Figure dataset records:
— start —

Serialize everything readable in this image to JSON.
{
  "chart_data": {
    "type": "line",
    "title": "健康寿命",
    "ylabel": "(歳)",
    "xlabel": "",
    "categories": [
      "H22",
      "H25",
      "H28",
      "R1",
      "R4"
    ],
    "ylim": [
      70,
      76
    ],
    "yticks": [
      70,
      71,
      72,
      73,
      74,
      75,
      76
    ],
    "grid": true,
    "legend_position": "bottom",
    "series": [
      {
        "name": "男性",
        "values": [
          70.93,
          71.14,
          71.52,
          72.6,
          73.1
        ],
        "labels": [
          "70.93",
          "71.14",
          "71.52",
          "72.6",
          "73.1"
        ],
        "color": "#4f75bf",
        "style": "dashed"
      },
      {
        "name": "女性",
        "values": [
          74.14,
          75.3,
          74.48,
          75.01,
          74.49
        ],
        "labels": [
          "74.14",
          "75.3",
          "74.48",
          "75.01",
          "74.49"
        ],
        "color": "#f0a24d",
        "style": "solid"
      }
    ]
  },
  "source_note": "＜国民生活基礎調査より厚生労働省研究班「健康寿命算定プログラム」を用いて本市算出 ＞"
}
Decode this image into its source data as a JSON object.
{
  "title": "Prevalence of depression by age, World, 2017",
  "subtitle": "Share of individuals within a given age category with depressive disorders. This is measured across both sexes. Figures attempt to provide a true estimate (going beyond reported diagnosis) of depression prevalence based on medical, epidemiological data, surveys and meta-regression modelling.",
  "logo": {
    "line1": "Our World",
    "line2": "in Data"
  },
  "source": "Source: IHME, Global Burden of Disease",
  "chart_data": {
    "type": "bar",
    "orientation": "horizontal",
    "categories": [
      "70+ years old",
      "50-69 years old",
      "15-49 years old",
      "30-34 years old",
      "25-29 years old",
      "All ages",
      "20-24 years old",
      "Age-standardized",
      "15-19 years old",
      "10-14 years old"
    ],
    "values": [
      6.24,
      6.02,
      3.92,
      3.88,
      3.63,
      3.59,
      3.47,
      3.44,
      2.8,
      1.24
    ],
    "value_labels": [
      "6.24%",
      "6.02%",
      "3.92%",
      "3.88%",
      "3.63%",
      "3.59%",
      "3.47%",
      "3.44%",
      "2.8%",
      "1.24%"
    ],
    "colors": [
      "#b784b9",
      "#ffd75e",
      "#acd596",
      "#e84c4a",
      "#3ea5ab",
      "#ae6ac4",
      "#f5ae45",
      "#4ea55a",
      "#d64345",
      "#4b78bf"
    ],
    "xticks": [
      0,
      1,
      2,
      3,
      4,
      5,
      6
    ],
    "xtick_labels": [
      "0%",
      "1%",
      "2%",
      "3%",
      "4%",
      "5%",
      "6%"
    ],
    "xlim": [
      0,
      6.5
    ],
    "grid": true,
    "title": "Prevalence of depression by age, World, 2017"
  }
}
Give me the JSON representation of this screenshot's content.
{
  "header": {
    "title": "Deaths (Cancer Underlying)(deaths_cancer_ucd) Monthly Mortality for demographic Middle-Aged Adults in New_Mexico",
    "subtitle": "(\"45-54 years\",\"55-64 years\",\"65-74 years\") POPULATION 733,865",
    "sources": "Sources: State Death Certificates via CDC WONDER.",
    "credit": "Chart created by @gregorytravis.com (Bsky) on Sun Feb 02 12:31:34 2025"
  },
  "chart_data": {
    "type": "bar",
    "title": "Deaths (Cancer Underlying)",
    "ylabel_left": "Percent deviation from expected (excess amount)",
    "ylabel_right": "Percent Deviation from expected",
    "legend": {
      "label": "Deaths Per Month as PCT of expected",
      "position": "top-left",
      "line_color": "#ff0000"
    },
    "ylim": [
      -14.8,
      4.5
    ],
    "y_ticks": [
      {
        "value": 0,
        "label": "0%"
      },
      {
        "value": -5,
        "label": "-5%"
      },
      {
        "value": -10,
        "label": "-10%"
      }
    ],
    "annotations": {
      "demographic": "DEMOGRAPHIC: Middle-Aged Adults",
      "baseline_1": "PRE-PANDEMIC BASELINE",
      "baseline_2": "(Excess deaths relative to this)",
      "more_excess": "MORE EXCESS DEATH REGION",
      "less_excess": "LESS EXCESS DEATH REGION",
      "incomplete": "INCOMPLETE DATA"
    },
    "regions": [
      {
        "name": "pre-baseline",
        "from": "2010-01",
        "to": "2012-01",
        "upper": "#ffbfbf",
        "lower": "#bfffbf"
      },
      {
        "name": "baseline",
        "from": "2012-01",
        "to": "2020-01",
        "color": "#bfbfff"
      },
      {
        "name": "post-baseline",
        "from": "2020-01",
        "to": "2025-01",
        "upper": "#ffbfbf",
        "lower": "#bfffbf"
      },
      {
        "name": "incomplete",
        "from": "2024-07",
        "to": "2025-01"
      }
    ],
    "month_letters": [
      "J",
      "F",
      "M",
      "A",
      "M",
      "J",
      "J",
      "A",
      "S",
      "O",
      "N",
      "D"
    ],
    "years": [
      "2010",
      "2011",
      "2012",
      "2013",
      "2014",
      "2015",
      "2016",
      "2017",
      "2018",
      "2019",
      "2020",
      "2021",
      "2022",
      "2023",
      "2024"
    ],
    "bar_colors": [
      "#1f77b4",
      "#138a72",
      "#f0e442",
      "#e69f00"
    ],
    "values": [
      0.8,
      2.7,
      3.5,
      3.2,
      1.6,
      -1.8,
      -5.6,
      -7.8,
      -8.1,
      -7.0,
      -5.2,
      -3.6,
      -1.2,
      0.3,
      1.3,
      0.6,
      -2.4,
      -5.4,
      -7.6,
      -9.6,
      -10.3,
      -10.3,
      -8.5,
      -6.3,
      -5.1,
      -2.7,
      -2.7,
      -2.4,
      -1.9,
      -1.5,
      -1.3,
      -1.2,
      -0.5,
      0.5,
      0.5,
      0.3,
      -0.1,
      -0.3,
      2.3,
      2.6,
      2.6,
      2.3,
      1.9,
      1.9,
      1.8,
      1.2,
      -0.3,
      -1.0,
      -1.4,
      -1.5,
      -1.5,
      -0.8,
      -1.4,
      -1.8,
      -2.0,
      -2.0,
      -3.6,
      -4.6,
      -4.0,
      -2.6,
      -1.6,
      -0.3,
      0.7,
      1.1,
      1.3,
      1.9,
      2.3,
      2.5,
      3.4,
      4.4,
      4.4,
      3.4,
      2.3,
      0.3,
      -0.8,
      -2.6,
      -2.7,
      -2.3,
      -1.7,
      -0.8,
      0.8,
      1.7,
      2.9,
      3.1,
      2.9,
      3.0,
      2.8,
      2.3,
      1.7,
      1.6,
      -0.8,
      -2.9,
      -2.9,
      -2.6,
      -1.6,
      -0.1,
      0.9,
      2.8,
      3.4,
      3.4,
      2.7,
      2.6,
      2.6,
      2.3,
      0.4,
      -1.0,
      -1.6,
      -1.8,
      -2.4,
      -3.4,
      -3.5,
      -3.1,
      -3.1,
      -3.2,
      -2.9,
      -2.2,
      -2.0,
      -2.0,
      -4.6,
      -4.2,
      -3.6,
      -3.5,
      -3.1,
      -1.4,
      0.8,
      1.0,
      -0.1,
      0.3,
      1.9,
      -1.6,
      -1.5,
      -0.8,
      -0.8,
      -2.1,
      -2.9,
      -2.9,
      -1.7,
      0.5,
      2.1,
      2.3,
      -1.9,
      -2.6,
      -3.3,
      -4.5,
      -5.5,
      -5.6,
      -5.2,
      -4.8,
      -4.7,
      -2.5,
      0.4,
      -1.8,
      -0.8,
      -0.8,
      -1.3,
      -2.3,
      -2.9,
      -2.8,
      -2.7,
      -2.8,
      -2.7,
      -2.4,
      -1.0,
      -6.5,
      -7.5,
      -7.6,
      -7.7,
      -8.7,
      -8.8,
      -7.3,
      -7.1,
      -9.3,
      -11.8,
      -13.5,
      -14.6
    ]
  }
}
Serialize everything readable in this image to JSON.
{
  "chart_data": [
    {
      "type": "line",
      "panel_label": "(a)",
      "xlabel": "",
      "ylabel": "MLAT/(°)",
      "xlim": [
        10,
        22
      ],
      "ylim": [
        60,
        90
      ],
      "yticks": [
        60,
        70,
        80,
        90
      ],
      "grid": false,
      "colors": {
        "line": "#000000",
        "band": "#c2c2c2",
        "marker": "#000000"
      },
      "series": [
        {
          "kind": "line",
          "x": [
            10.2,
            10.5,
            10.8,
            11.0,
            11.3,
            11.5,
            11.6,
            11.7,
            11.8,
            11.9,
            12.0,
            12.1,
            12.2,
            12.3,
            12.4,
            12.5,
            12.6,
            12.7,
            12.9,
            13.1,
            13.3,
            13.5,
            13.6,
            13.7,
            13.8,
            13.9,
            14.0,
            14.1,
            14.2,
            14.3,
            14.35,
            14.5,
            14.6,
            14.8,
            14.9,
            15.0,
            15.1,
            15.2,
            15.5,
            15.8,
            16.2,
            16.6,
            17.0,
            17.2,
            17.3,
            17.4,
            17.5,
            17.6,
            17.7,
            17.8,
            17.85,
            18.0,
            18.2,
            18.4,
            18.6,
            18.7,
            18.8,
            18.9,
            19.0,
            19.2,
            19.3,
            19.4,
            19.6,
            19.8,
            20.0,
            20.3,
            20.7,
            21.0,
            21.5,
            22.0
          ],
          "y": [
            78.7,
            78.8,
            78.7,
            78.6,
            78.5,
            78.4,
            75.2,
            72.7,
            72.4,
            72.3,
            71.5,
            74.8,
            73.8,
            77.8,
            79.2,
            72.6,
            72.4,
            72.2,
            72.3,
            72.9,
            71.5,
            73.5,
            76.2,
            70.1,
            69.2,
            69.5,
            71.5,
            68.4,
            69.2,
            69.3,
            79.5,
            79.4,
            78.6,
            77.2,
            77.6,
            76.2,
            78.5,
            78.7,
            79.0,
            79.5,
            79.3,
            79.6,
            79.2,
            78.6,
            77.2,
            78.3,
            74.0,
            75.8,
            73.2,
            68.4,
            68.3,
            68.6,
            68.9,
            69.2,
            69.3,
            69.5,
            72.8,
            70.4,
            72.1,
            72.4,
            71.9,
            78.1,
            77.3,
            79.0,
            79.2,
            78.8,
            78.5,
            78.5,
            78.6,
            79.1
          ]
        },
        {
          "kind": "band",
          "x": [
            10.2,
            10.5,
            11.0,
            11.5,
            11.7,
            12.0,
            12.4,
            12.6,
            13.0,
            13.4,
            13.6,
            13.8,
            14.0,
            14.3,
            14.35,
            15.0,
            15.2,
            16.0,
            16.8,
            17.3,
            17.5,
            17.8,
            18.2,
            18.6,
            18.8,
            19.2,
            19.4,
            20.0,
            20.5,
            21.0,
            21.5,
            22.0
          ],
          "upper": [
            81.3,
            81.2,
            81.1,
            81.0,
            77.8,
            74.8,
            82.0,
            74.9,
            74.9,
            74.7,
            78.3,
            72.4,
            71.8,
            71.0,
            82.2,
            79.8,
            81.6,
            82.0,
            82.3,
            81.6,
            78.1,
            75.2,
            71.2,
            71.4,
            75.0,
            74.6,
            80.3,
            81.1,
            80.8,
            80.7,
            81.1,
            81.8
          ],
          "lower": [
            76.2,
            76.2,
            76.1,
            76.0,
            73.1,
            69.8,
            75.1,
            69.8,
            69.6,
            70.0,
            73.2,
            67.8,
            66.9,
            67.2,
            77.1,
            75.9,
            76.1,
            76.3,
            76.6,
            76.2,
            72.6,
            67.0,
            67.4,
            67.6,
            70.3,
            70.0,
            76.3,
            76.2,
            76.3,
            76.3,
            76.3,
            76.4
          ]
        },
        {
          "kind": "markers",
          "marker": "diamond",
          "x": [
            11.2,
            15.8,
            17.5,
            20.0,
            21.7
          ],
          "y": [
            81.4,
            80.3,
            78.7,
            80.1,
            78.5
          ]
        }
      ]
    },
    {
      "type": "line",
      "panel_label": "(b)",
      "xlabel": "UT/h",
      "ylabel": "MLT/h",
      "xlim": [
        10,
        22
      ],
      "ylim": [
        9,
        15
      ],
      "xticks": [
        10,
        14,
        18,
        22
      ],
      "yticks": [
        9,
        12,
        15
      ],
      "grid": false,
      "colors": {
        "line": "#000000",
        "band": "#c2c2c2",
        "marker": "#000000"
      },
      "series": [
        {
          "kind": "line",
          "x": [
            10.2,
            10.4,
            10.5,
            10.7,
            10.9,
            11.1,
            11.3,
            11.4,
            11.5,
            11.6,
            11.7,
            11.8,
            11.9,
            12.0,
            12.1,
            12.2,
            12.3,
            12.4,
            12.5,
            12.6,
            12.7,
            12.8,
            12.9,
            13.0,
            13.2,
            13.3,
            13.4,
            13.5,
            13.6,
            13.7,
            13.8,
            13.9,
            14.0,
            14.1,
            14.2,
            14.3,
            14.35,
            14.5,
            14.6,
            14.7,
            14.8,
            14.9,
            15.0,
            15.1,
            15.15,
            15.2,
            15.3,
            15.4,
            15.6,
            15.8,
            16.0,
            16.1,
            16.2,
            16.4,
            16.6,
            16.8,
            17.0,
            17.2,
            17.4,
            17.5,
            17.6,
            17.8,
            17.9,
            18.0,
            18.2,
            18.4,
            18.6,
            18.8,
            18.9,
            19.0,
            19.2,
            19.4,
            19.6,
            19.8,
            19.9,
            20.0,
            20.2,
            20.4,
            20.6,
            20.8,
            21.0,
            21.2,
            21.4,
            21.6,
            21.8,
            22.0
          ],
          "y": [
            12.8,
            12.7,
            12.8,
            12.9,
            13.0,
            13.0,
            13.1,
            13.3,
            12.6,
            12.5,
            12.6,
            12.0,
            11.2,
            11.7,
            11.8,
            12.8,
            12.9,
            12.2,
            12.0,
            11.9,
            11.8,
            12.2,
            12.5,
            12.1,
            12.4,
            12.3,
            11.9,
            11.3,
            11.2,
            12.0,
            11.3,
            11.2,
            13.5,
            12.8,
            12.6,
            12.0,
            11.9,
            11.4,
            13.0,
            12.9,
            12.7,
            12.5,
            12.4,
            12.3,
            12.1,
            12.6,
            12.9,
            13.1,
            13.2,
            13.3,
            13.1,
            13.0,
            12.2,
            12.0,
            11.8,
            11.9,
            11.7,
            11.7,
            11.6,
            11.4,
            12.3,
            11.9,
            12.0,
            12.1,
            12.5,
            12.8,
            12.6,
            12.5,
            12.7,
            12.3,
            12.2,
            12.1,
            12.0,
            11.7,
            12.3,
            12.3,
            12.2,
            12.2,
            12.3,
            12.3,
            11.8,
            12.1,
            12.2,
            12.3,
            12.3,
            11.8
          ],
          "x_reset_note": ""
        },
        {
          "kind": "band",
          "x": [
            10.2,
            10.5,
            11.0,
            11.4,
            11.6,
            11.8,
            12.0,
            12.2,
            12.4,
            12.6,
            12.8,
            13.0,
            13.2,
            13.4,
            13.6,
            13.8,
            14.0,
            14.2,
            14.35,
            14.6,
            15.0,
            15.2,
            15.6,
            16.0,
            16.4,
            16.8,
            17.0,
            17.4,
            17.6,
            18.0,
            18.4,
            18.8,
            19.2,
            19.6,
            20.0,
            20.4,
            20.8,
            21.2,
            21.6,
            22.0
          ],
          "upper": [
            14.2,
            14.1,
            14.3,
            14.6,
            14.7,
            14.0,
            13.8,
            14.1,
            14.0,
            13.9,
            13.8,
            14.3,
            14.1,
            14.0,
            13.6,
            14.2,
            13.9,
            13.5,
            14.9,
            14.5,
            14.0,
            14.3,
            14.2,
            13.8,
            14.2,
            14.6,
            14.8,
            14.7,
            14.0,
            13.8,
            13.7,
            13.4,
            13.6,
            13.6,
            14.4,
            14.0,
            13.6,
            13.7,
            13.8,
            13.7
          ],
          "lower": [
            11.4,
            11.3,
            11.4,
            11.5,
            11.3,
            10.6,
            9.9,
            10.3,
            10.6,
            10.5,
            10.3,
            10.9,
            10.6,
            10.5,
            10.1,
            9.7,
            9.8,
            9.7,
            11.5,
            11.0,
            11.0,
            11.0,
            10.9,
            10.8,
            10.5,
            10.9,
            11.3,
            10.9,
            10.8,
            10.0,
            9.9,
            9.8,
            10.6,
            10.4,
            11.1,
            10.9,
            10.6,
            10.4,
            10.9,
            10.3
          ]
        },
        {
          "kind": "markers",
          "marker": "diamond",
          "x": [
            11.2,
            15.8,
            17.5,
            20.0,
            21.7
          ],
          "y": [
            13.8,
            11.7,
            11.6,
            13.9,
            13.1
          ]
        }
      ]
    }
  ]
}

— end —

Copy out every line from the data above that has "JSON" in it.

:: EXERCISE RESPONSE ::
Serialize everything readable in this image to JSON.
Decode this image into its source data as a JSON object.
Give me the JSON representation of this screenshot's content.
Serialize everything readable in this image to JSON.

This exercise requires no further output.